— What you are asked to do —
Copy out every line of each item below without changing anything, but omit the pictures.

— Data provided —
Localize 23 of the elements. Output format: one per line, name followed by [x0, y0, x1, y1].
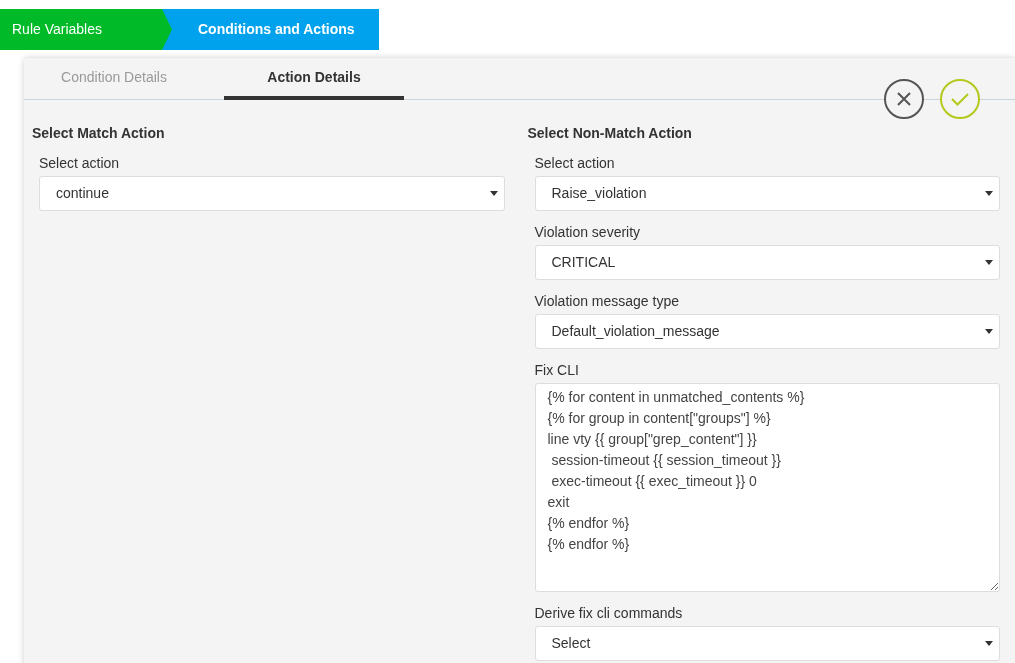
field-label: Violation severity [534, 223, 642, 241]
field-label: Select action [39, 154, 121, 172]
section-title: Select Non-Match Action [527, 124, 693, 142]
field-label: Violation message type [534, 292, 680, 310]
dropdown[interactable]: Select [534, 626, 1000, 661]
close-button[interactable] [884, 79, 924, 119]
dropdown[interactable]: Default_violation_message [534, 314, 1000, 349]
tab[interactable]: Action Details [224, 58, 404, 100]
text-area[interactable]: {% for content in unmatched_contents %} {% for group in content["groups"] %} line vty {{ group["grep_content"] }} session-timeout {{ session_timeout }} exec-timeout {{ exec_timeout }} 0 exit {% endfor %} {% endfor %} [534, 383, 1000, 592]
dropdown[interactable]: CRITICAL [534, 245, 1000, 280]
field-label: Derive fix cli commands [534, 604, 684, 622]
caret-icon [985, 329, 993, 334]
caret-icon [985, 641, 993, 646]
check-icon [951, 92, 969, 106]
field-label: Select action [534, 154, 616, 172]
dropdown[interactable]: continue [39, 176, 505, 211]
close-icon [897, 92, 911, 106]
caret-icon [985, 260, 993, 265]
field-label: Fix CLI [534, 361, 580, 379]
section-title: Select Match Action [32, 124, 166, 142]
dropdown[interactable]: Raise_violation [534, 176, 1000, 211]
caret-icon [489, 191, 498, 196]
caret-icon [985, 191, 993, 196]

— Solution to the problem —
Localize 23 of the elements. Output format: one per line, name followed by [x0, y0, x1, y1].
field-label: Violation severity [534, 223, 642, 241]
field-label: Select action [39, 154, 121, 172]
section-title: Select Non-Match Action [527, 124, 693, 142]
field-label: Violation message type [534, 292, 680, 310]
dropdown[interactable]: Select [534, 626, 1000, 661]
close-button[interactable] [884, 79, 924, 119]
dropdown[interactable]: Default_violation_message [534, 314, 1000, 349]
tab[interactable]: Action Details [224, 58, 404, 100]
text-area[interactable]: {% for content in unmatched_contents %} {% for group in content["groups"] %} line vty {{ group["grep_content"] }} session-timeout {{ session_timeout }} exec-timeout {{ exec_timeout }} 0 exit {% endfor %} {% endfor %} [534, 383, 1000, 592]
dropdown[interactable]: CRITICAL [534, 245, 1000, 280]
field-label: Derive fix cli commands [534, 604, 684, 622]
caret-icon [985, 329, 993, 334]
caret-icon [985, 641, 993, 646]
check-icon [951, 92, 969, 106]
field-label: Select action [534, 154, 616, 172]
dropdown[interactable]: continue [39, 176, 505, 211]
close-icon [897, 92, 911, 106]
caret-icon [985, 260, 993, 265]
field-label: Fix CLI [534, 361, 580, 379]
section-title: Select Match Action [32, 124, 166, 142]
dropdown[interactable]: Raise_violation [534, 176, 1000, 211]
caret-icon [489, 191, 498, 196]
caret-icon [985, 191, 993, 196]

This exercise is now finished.